**THE PROBLEM**
Tell how many lines in the data contain the word "peripheral", and leave out everything else.

**THE DATA**
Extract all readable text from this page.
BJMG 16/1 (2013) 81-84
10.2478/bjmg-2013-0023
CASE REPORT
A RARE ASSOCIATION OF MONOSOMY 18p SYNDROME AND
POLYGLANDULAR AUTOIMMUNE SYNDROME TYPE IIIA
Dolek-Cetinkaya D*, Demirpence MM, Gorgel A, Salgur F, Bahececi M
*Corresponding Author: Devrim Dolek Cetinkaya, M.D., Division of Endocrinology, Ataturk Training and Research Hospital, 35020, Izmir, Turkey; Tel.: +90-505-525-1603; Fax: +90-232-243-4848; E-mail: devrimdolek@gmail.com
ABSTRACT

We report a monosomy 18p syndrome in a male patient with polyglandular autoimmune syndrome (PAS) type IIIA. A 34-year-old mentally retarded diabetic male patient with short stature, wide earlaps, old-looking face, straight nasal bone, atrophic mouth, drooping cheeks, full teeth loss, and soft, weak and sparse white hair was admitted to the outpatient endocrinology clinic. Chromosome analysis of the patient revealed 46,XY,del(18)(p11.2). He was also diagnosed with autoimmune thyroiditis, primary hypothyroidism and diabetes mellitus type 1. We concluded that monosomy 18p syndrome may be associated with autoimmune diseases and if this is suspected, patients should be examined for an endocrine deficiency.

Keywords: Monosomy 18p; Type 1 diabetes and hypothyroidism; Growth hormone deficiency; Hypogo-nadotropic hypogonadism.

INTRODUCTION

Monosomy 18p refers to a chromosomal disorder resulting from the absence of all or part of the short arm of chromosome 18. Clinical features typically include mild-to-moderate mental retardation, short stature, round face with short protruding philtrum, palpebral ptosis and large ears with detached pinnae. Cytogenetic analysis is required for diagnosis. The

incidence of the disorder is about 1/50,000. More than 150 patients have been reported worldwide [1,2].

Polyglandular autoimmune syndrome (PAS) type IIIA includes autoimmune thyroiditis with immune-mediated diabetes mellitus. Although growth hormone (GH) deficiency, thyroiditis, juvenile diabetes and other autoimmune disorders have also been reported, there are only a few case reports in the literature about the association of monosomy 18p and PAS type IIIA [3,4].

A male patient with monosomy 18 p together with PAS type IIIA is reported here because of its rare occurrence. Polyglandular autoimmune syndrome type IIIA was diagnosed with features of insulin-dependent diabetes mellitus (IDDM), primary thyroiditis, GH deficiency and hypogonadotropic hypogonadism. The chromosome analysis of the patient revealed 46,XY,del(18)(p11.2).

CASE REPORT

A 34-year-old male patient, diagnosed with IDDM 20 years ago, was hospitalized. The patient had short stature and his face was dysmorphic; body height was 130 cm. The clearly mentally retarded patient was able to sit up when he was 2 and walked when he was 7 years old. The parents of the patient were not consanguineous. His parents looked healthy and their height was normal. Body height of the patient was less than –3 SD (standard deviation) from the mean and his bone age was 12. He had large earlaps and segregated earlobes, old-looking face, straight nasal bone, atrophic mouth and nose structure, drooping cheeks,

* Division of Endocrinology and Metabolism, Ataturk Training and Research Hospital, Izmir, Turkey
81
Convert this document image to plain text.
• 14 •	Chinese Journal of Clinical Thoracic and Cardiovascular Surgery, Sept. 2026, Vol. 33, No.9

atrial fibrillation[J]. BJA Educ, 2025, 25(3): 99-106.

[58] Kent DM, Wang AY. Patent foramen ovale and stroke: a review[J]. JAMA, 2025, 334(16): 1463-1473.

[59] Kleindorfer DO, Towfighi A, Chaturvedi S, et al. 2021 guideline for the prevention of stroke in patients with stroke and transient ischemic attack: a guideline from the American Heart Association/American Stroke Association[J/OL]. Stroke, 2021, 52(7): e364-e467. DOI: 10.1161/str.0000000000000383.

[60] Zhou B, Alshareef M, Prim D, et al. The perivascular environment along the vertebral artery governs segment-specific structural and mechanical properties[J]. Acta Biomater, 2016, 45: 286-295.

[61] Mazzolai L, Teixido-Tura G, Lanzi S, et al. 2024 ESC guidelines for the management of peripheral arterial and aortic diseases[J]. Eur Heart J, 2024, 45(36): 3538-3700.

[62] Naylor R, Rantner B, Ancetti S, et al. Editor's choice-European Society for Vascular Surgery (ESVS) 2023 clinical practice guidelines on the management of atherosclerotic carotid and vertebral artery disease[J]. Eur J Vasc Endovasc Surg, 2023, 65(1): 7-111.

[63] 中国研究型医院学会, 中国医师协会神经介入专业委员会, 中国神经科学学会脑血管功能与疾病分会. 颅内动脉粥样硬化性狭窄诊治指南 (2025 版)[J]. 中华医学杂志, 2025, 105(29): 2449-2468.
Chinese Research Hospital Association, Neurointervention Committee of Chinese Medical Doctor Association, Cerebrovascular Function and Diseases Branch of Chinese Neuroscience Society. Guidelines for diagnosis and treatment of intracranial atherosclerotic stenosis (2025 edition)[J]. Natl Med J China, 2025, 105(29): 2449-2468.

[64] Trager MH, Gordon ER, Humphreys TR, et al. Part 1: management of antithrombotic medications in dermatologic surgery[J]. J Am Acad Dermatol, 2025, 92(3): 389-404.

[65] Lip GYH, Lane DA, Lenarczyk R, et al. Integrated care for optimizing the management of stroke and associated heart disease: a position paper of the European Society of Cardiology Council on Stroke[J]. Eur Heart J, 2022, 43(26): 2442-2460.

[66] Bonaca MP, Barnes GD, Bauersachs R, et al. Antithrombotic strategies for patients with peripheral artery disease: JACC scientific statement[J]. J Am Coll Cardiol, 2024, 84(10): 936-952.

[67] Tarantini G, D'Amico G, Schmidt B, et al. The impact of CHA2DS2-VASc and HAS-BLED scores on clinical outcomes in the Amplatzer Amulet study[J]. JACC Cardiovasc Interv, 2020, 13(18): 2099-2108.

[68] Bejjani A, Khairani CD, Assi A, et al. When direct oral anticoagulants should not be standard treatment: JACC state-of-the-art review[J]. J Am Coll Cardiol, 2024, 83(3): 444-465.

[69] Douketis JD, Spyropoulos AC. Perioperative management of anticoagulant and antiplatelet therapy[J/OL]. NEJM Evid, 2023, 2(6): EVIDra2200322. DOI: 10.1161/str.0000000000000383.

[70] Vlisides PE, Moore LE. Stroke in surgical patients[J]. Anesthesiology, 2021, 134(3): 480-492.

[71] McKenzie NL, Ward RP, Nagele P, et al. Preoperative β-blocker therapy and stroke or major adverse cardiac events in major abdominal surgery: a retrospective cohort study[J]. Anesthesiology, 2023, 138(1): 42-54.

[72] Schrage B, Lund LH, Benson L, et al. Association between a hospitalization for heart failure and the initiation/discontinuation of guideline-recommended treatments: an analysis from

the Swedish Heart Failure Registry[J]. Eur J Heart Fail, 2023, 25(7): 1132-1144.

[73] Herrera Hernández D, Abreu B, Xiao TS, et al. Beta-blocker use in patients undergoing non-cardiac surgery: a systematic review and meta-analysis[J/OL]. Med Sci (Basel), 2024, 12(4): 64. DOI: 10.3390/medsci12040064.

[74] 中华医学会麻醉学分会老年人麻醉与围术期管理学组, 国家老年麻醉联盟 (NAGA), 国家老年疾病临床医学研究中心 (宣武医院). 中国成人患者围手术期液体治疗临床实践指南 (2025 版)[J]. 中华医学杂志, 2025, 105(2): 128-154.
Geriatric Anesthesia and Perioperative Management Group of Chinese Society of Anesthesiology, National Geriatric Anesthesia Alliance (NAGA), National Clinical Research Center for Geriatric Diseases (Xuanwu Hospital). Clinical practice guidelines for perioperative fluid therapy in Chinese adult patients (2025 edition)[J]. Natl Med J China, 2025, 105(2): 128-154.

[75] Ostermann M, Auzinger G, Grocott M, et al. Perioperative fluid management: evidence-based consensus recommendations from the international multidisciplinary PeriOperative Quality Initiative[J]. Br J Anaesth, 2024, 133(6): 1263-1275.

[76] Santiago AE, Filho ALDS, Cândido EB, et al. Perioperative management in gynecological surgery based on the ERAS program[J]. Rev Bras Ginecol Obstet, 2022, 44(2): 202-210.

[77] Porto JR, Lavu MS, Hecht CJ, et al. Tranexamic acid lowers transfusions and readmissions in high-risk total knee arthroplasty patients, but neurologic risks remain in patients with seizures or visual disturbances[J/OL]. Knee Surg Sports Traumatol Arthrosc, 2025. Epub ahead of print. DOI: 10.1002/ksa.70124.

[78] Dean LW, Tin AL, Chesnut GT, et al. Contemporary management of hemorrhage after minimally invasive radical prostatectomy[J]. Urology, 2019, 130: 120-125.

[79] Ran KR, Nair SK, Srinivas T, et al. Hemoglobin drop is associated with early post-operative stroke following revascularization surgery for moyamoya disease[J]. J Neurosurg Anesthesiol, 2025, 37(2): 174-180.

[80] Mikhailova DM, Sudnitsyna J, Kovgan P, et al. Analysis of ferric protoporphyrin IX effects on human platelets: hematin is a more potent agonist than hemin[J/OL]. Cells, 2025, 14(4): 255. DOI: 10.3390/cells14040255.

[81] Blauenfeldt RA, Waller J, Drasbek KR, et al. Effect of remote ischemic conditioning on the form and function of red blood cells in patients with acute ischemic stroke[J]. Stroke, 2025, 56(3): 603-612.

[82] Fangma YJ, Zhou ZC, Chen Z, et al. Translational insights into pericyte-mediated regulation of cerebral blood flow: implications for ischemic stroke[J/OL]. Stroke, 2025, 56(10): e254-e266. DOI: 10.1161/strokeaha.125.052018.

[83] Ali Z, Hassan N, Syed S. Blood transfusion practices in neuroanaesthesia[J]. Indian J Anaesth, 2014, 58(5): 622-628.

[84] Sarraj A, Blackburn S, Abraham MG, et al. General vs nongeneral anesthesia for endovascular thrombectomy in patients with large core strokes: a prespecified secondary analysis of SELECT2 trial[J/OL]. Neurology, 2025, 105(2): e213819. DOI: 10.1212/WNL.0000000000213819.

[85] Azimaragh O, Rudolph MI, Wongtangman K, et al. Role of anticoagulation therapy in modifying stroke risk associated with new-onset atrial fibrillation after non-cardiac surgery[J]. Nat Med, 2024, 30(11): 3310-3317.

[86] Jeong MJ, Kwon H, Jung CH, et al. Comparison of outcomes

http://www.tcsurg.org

**SOLUTION TO THIS EXERCISE**
2